- **Goal**
Repeat every record exactly, but keep images out of the copy.

- **Entries supplied**

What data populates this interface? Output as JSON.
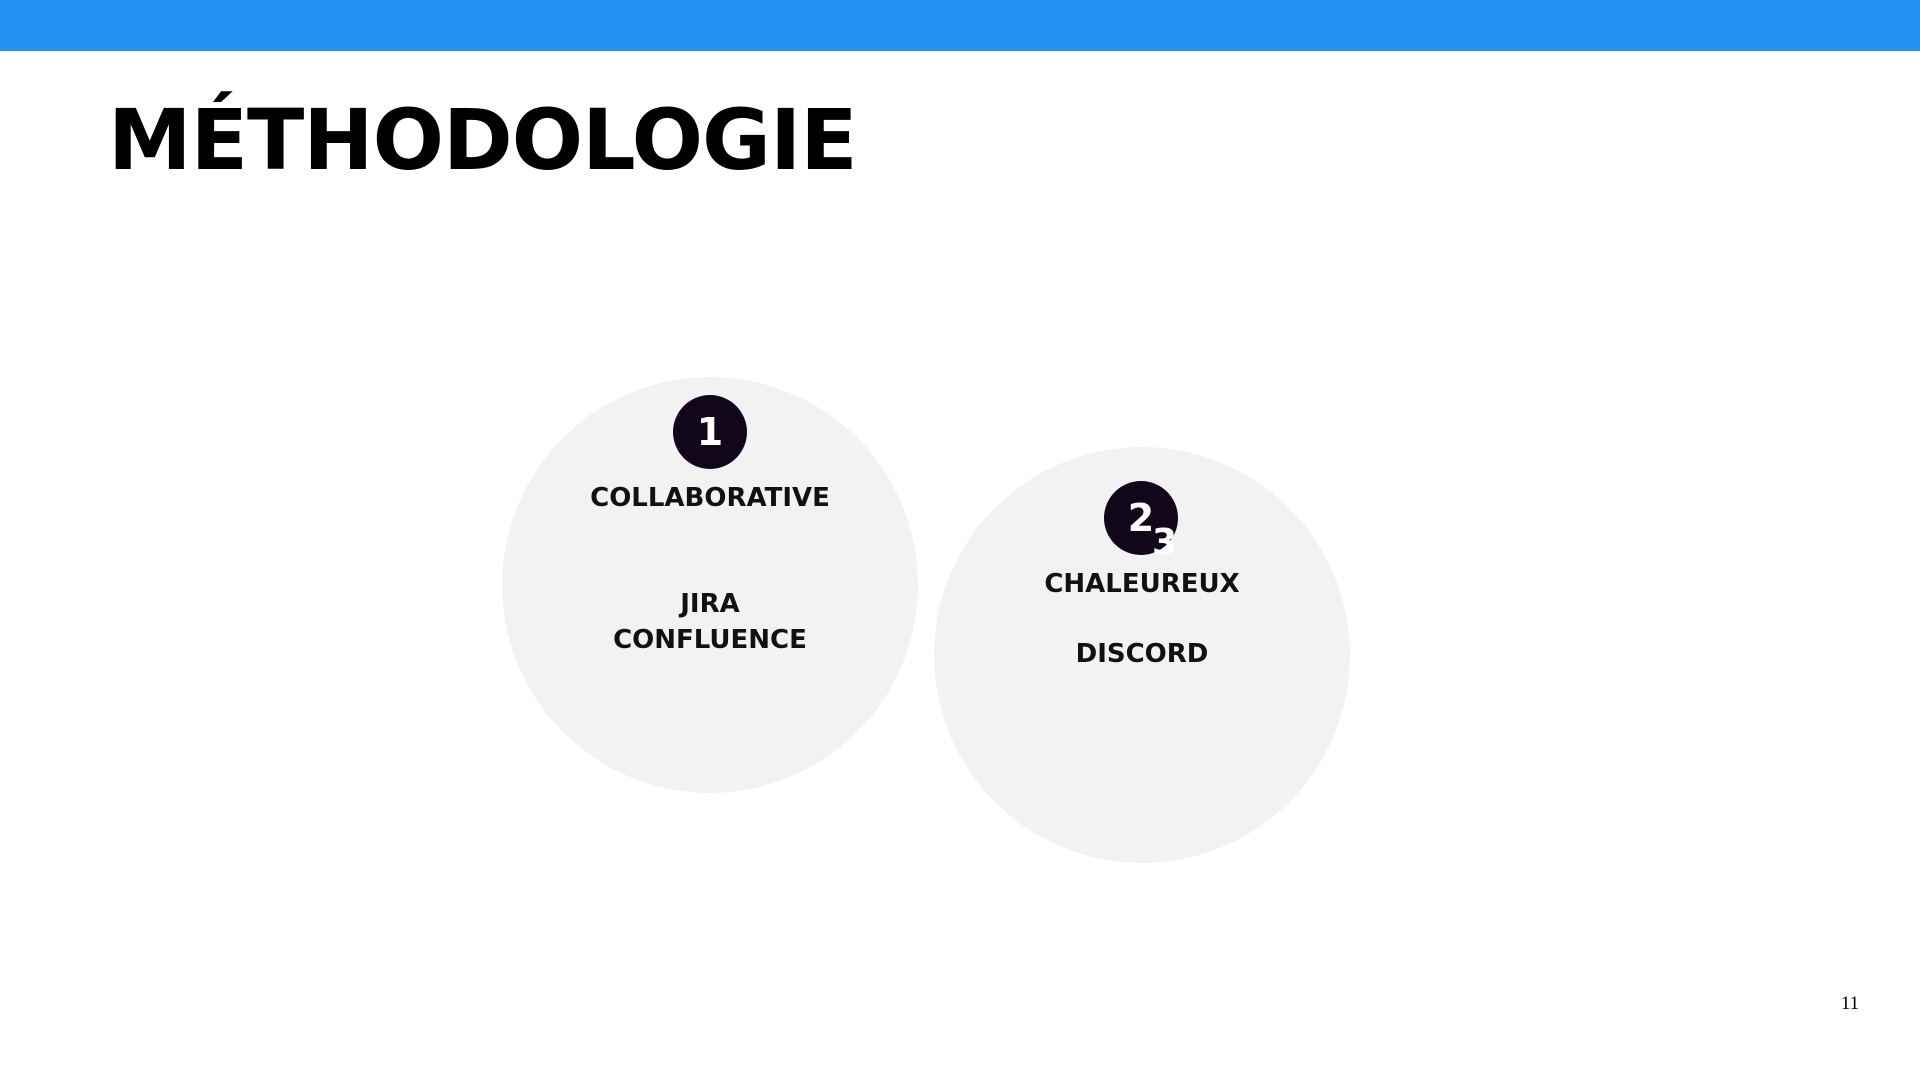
{
  "slide": {
    "title": "MÉTHODOLOGIE",
    "page_number": "11",
    "accent_color": "#2191f5",
    "badge_color": "#12061a",
    "circle_color": "#f2f2f2"
  },
  "items": [
    {
      "number": "1",
      "heading": "COLLABORATIVE",
      "tools": [
        "JIRA",
        "CONFLUENCE"
      ]
    },
    {
      "number": "2",
      "overlap_number": "3",
      "heading": "CHALEUREUX",
      "tools": [
        "DISCORD"
      ]
    }
  ]
}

- **Result of the exercise**
What data populates this interface? Output as JSON.
{
  "slide": {
    "title": "MÉTHODOLOGIE",
    "page_number": "11",
    "accent_color": "#2191f5",
    "badge_color": "#12061a",
    "circle_color": "#f2f2f2"
  },
  "items": [
    {
      "number": "1",
      "heading": "COLLABORATIVE",
      "tools": [
        "JIRA",
        "CONFLUENCE"
      ]
    },
    {
      "number": "2",
      "overlap_number": "3",
      "heading": "CHALEUREUX",
      "tools": [
        "DISCORD"
      ]
    }
  ]
}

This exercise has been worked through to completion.